- Work to do -
Please copy out the records below word for word, starting at the first line and ending at the line that contains "- section-5-4-heading: [80, 289, 625, 382]". Include both of those lines.

- Input data -
──────

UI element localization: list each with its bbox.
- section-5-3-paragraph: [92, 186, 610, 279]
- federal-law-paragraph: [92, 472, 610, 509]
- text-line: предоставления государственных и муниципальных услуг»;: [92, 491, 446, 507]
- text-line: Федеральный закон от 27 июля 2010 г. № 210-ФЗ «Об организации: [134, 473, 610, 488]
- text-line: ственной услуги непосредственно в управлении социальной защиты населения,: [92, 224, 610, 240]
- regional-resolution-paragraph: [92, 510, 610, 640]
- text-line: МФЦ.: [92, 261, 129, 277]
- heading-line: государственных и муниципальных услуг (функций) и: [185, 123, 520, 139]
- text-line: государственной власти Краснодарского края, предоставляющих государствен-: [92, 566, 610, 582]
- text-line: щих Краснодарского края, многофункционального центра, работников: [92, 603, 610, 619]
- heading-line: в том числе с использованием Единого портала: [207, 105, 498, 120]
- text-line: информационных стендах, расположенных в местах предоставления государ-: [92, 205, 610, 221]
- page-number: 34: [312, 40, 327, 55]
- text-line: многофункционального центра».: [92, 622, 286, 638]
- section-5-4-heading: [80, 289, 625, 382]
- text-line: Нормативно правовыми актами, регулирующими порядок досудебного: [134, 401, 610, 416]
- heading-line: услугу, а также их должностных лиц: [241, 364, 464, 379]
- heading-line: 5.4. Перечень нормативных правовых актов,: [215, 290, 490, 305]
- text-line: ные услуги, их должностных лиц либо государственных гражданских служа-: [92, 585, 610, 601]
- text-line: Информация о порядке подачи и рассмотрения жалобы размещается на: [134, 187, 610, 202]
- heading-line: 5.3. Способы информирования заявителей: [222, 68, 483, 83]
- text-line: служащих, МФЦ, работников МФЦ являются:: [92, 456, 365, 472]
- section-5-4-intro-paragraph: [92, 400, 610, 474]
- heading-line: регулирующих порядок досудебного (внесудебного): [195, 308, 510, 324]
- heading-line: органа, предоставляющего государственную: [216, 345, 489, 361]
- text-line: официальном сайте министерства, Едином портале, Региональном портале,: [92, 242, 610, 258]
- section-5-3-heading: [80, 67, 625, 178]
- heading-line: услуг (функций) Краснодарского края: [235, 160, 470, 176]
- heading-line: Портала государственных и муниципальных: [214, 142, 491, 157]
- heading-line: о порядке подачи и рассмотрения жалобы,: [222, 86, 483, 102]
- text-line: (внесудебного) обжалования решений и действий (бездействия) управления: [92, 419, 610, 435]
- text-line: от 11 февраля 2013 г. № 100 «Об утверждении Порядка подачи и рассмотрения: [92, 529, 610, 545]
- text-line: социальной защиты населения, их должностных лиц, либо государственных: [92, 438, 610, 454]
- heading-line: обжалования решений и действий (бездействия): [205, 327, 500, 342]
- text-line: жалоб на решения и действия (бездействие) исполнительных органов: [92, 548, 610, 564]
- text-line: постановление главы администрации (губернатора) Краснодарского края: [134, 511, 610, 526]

──────

- Output for this exercise -
UI element localization: list each with its bbox.
- section-5-3-paragraph: [92, 186, 610, 279]
- federal-law-paragraph: [92, 472, 610, 509]
- text-line: предоставления государственных и муниципальных услуг»;: [92, 491, 446, 507]
- text-line: Федеральный закон от 27 июля 2010 г. № 210-ФЗ «Об организации: [134, 473, 610, 488]
- text-line: ственной услуги непосредственно в управлении социальной защиты населения,: [92, 224, 610, 240]
- regional-resolution-paragraph: [92, 510, 610, 640]
- text-line: МФЦ.: [92, 261, 129, 277]
- heading-line: государственных и муниципальных услуг (функций) и: [185, 123, 520, 139]
- text-line: государственной власти Краснодарского края, предоставляющих государствен-: [92, 566, 610, 582]
- text-line: щих Краснодарского края, многофункционального центра, работников: [92, 603, 610, 619]
- heading-line: в том числе с использованием Единого портала: [207, 105, 498, 120]
- text-line: информационных стендах, расположенных в местах предоставления государ-: [92, 205, 610, 221]
- page-number: 34: [312, 40, 327, 55]
- text-line: многофункционального центра».: [92, 622, 286, 638]
- section-5-4-heading: [80, 289, 625, 382]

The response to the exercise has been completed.